- _Stated task_
Print the data that follows exactly.

-- start Input records --

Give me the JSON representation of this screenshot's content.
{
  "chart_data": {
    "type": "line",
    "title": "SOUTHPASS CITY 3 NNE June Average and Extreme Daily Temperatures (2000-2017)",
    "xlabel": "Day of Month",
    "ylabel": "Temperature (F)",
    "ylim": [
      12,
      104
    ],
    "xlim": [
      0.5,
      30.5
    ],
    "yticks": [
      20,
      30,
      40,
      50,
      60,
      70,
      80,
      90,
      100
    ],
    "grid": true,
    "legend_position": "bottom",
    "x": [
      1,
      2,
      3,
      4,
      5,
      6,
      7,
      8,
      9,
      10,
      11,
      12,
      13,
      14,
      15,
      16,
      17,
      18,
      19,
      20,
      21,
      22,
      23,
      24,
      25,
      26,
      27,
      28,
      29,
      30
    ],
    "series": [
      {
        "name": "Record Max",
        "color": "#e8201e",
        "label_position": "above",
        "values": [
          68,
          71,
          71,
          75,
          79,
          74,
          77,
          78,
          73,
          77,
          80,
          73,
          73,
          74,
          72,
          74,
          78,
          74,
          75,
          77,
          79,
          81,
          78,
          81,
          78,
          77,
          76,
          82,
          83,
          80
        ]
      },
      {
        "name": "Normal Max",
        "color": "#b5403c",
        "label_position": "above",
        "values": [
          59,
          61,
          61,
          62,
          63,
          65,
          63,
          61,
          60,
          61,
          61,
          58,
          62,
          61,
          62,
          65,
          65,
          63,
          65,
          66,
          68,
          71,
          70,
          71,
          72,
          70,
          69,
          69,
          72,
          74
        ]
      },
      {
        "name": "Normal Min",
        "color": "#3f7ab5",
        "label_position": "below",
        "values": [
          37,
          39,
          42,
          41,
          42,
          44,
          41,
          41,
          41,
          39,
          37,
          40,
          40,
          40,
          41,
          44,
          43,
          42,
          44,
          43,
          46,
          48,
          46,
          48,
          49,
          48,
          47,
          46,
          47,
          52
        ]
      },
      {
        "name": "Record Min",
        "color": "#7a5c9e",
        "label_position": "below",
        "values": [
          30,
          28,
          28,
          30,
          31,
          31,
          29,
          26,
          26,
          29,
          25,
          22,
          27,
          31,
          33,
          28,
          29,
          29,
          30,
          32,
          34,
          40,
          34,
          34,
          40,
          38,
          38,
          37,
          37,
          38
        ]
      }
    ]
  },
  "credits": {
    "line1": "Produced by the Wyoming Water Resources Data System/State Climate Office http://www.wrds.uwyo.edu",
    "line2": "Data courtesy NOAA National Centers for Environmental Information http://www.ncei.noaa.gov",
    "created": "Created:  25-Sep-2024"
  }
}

-- end Input records --

- _Answer_
Give me the JSON representation of this screenshot's content.
{
  "chart_data": {
    "type": "line",
    "title": "SOUTHPASS CITY 3 NNE June Average and Extreme Daily Temperatures (2000-2017)",
    "xlabel": "Day of Month",
    "ylabel": "Temperature (F)",
    "ylim": [
      12,
      104
    ],
    "xlim": [
      0.5,
      30.5
    ],
    "yticks": [
      20,
      30,
      40,
      50,
      60,
      70,
      80,
      90,
      100
    ],
    "grid": true,
    "legend_position": "bottom",
    "x": [
      1,
      2,
      3,
      4,
      5,
      6,
      7,
      8,
      9,
      10,
      11,
      12,
      13,
      14,
      15,
      16,
      17,
      18,
      19,
      20,
      21,
      22,
      23,
      24,
      25,
      26,
      27,
      28,
      29,
      30
    ],
    "series": [
      {
        "name": "Record Max",
        "color": "#e8201e",
        "label_position": "above",
        "values": [
          68,
          71,
          71,
          75,
          79,
          74,
          77,
          78,
          73,
          77,
          80,
          73,
          73,
          74,
          72,
          74,
          78,
          74,
          75,
          77,
          79,
          81,
          78,
          81,
          78,
          77,
          76,
          82,
          83,
          80
        ]
      },
      {
        "name": "Normal Max",
        "color": "#b5403c",
        "label_position": "above",
        "values": [
          59,
          61,
          61,
          62,
          63,
          65,
          63,
          61,
          60,
          61,
          61,
          58,
          62,
          61,
          62,
          65,
          65,
          63,
          65,
          66,
          68,
          71,
          70,
          71,
          72,
          70,
          69,
          69,
          72,
          74
        ]
      },
      {
        "name": "Normal Min",
        "color": "#3f7ab5",
        "label_position": "below",
        "values": [
          37,
          39,
          42,
          41,
          42,
          44,
          41,
          41,
          41,
          39,
          37,
          40,
          40,
          40,
          41,
          44,
          43,
          42,
          44,
          43,
          46,
          48,
          46,
          48,
          49,
          48,
          47,
          46,
          47,
          52
        ]
      },
      {
        "name": "Record Min",
        "color": "#7a5c9e",
        "label_position": "below",
        "values": [
          30,
          28,
          28,
          30,
          31,
          31,
          29,
          26,
          26,
          29,
          25,
          22,
          27,
          31,
          33,
          28,
          29,
          29,
          30,
          32,
          34,
          40,
          34,
          34,
          40,
          38,
          38,
          37,
          37,
          38
        ]
      }
    ]
  },
  "credits": {
    "line1": "Produced by the Wyoming Water Resources Data System/State Climate Office http://www.wrds.uwyo.edu",
    "line2": "Data courtesy NOAA National Centers for Environmental Information http://www.ncei.noaa.gov",
    "created": "Created:  25-Sep-2024"
  }
}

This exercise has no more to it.